(Task details) Repeat the material below exactly, with no pictures.

(Figure data in JSON)
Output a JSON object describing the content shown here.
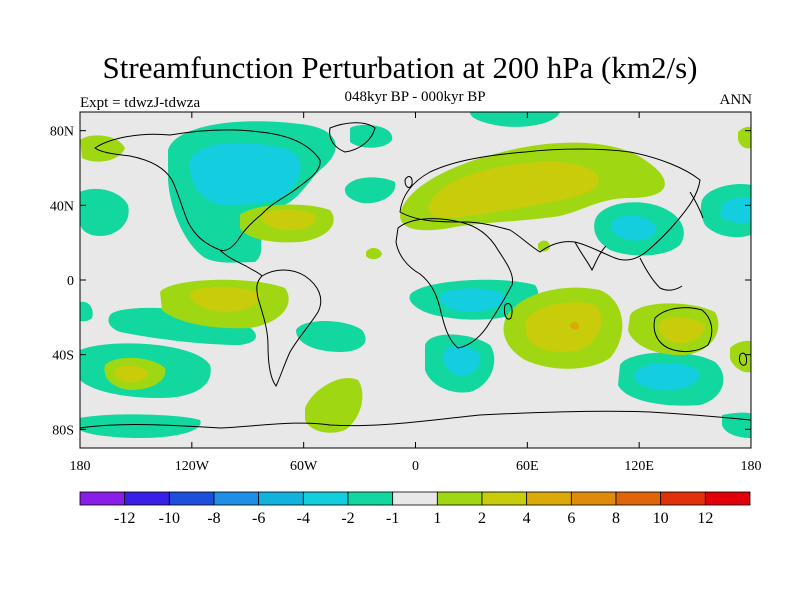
{
  "title": "Streamfunction Perturbation at 200 hPa (km2/s)",
  "subtitle": "048kyr BP - 000kyr BP",
  "left_label": "Expt = tdwzJ-tdwza",
  "right_label": "ANN",
  "lat_ticks": [
    "80N",
    "40N",
    "0",
    "40S",
    "80S"
  ],
  "lon_ticks": [
    "180",
    "120W",
    "60W",
    "0",
    "60E",
    "120E",
    "180"
  ],
  "colorbar": {
    "colors": [
      "#8a1ee6",
      "#3a1fe6",
      "#1e4fdc",
      "#1f8ee6",
      "#12b2dc",
      "#12cede",
      "#12d79e",
      "#e8e8e8",
      "#9fd812",
      "#c9cc0a",
      "#dca90a",
      "#e08a0a",
      "#e0640a",
      "#e0320a",
      "#e0000a"
    ],
    "labels": [
      "-12",
      "-10",
      "-8",
      "-6",
      "-4",
      "-2",
      "-1",
      "1",
      "2",
      "4",
      "6",
      "8",
      "10",
      "12"
    ]
  },
  "field_colors": {
    "background": "#e8e8e8",
    "neg1": "#12d79e",
    "neg2": "#12cede",
    "pos1": "#9fd812",
    "pos2": "#c9cc0a",
    "pos3": "#dca90a"
  }
}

(Exercise solution)
Output a JSON object describing the content shown here.
{
  "title": "Streamfunction Perturbation at 200 hPa (km2/s)",
  "subtitle": "048kyr BP - 000kyr BP",
  "left_label": "Expt = tdwzJ-tdwza",
  "right_label": "ANN",
  "lat_ticks": [
    "80N",
    "40N",
    "0",
    "40S",
    "80S"
  ],
  "lon_ticks": [
    "180",
    "120W",
    "60W",
    "0",
    "60E",
    "120E",
    "180"
  ],
  "colorbar": {
    "colors": [
      "#8a1ee6",
      "#3a1fe6",
      "#1e4fdc",
      "#1f8ee6",
      "#12b2dc",
      "#12cede",
      "#12d79e",
      "#e8e8e8",
      "#9fd812",
      "#c9cc0a",
      "#dca90a",
      "#e08a0a",
      "#e0640a",
      "#e0320a",
      "#e0000a"
    ],
    "labels": [
      "-12",
      "-10",
      "-8",
      "-6",
      "-4",
      "-2",
      "-1",
      "1",
      "2",
      "4",
      "6",
      "8",
      "10",
      "12"
    ]
  },
  "field_colors": {
    "background": "#e8e8e8",
    "neg1": "#12d79e",
    "neg2": "#12cede",
    "pos1": "#9fd812",
    "pos2": "#c9cc0a",
    "pos3": "#dca90a"
  }
}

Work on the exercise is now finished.